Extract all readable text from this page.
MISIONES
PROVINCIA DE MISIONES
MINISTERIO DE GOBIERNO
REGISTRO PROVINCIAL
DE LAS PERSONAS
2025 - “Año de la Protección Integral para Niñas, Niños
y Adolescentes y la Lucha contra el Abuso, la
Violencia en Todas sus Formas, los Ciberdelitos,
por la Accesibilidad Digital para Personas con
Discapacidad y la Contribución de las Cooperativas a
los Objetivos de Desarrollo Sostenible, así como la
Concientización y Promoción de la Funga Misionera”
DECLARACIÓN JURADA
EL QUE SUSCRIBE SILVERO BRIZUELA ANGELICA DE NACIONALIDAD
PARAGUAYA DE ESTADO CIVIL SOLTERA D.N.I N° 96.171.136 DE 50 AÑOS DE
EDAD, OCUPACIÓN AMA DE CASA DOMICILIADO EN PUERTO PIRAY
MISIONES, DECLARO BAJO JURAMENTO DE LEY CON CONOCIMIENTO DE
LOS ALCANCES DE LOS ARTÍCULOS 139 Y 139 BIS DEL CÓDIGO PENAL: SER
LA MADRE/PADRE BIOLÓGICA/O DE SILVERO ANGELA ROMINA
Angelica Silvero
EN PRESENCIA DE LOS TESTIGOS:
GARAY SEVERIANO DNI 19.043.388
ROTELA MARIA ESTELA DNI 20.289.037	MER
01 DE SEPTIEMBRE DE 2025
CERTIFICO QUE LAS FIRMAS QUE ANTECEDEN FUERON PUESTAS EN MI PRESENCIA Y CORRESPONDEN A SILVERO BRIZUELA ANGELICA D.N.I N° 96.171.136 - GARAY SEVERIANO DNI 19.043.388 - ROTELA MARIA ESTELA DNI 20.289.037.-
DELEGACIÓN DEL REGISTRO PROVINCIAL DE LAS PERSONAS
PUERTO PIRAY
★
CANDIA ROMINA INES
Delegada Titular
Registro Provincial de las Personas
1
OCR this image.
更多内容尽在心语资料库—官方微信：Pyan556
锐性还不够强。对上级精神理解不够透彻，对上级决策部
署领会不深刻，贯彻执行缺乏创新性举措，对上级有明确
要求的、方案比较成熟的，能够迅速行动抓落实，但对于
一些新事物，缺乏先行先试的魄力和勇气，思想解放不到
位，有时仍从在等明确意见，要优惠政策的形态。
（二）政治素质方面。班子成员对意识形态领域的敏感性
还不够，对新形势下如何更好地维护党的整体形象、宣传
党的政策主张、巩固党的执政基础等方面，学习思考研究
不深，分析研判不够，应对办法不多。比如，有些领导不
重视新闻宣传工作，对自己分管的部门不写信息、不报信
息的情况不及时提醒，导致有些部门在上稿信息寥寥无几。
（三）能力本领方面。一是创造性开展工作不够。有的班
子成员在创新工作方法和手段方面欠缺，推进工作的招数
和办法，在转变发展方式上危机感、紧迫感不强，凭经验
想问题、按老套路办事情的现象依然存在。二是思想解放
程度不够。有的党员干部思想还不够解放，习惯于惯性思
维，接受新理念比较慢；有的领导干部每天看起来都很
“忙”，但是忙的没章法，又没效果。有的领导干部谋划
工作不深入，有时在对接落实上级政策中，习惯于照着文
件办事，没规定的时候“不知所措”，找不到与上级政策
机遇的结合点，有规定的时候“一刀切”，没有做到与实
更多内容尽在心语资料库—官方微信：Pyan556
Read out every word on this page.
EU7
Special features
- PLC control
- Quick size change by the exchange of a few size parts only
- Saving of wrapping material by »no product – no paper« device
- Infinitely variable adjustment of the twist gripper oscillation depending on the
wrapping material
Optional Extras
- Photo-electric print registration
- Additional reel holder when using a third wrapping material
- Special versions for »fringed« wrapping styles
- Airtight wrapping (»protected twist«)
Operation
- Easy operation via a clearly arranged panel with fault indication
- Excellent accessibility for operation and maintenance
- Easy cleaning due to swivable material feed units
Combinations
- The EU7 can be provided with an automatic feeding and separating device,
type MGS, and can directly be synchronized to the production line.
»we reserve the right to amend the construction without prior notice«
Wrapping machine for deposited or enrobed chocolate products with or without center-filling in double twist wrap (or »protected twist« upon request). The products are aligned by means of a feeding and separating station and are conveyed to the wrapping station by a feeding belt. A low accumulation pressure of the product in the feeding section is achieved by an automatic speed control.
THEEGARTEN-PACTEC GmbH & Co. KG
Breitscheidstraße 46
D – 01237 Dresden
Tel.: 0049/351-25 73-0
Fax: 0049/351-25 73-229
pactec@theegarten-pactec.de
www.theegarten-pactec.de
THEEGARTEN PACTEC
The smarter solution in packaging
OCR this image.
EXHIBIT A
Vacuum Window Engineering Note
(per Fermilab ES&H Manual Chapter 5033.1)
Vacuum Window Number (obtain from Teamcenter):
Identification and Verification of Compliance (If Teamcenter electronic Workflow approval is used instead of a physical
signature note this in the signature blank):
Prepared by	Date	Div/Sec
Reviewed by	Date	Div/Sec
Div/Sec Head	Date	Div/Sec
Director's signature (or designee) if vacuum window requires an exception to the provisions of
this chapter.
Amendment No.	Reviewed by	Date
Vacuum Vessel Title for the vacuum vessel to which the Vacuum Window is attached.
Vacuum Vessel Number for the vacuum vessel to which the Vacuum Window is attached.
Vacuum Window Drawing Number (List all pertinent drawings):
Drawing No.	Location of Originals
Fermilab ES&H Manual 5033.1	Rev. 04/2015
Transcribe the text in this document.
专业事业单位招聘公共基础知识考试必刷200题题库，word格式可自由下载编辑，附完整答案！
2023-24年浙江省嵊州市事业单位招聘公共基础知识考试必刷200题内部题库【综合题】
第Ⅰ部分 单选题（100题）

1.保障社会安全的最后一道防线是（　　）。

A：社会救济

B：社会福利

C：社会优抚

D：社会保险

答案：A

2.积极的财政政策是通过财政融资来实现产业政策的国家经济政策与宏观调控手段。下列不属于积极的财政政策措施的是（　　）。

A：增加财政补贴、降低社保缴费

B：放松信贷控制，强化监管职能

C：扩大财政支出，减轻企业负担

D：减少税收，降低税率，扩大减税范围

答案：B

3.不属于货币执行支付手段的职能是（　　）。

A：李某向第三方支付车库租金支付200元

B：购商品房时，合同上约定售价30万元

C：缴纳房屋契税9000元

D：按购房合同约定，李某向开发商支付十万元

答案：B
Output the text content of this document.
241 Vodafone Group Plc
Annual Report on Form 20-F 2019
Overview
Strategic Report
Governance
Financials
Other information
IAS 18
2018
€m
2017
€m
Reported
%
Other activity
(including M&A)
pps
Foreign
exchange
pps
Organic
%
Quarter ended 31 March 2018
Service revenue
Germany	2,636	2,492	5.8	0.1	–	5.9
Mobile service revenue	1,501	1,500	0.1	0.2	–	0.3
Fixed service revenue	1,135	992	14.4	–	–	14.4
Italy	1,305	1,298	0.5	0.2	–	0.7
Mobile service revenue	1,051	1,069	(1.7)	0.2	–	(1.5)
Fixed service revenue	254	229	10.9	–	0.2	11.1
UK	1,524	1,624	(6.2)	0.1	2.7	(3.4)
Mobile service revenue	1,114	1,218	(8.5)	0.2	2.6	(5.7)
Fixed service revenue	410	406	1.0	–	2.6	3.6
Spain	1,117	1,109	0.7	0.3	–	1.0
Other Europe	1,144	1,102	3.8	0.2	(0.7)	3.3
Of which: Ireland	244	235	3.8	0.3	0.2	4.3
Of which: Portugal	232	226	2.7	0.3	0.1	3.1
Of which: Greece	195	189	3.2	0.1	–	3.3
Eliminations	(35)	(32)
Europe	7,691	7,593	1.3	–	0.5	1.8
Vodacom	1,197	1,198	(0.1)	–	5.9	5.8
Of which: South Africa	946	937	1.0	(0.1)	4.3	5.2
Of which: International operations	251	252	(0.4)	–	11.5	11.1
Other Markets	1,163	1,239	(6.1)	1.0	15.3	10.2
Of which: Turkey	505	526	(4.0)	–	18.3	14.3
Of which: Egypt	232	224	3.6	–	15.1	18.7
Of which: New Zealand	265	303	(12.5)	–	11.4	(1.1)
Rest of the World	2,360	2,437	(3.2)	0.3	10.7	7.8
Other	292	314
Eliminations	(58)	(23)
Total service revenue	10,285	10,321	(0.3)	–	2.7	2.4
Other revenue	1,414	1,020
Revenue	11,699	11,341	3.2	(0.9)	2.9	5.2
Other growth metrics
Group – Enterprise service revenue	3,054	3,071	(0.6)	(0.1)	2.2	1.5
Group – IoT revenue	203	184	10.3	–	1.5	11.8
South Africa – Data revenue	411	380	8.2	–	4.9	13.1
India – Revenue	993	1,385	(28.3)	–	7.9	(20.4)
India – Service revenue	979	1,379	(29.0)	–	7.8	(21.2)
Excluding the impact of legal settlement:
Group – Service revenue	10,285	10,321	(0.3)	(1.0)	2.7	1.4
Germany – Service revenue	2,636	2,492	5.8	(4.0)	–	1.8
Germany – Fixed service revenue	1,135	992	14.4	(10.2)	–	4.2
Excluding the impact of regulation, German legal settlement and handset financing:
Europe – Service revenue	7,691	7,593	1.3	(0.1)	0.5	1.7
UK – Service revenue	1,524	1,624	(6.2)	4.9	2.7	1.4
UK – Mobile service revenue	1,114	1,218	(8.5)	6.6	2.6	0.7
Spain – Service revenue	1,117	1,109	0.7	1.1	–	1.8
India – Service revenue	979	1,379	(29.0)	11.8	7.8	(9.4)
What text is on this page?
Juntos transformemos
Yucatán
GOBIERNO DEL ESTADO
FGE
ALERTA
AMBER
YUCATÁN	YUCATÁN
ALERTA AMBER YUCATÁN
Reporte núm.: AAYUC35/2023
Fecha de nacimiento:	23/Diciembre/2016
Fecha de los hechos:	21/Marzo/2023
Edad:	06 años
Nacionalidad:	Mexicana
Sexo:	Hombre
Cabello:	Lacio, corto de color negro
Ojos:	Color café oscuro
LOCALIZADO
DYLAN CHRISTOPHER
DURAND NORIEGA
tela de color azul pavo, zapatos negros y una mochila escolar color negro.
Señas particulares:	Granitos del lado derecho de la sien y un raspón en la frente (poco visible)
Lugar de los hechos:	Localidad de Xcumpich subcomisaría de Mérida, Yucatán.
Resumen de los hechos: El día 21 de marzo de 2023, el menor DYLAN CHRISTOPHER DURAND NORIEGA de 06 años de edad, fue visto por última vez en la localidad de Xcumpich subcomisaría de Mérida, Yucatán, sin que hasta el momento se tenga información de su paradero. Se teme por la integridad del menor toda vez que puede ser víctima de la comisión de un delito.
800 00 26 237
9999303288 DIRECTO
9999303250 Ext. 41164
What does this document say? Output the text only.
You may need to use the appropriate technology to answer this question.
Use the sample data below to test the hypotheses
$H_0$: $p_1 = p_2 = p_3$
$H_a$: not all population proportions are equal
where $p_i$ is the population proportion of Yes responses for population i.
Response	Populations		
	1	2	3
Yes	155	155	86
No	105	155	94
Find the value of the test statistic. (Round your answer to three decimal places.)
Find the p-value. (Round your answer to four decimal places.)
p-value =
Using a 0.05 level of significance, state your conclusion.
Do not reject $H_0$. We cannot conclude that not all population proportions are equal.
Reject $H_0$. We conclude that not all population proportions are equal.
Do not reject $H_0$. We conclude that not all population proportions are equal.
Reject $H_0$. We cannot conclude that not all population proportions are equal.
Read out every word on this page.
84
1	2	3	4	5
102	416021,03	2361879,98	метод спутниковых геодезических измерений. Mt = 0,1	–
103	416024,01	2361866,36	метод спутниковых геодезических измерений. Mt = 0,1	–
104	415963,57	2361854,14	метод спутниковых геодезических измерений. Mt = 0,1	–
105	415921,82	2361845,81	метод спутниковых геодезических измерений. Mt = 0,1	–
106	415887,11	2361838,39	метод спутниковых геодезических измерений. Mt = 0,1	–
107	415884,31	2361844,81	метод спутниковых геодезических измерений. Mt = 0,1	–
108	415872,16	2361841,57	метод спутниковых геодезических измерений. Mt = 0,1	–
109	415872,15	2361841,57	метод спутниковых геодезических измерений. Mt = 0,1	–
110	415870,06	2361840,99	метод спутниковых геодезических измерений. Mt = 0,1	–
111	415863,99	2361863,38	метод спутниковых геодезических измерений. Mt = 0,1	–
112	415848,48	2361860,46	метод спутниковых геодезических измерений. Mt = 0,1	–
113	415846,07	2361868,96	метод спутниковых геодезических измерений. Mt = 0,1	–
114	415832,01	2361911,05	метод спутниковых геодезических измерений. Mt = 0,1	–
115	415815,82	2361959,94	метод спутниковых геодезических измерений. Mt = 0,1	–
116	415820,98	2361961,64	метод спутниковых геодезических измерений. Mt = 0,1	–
====
Identify every line where the string "that" appears.

### SOLUTION BELOW
Do not reject $H_0$. We cannot conclude that not all population proportions are equal.
Reject $H_0$. We conclude that not all population proportions are equal.
Do not reject $H_0$. We conclude that not all population proportions are equal.
Reject $H_0$. We cannot conclude that not all population proportions are equal.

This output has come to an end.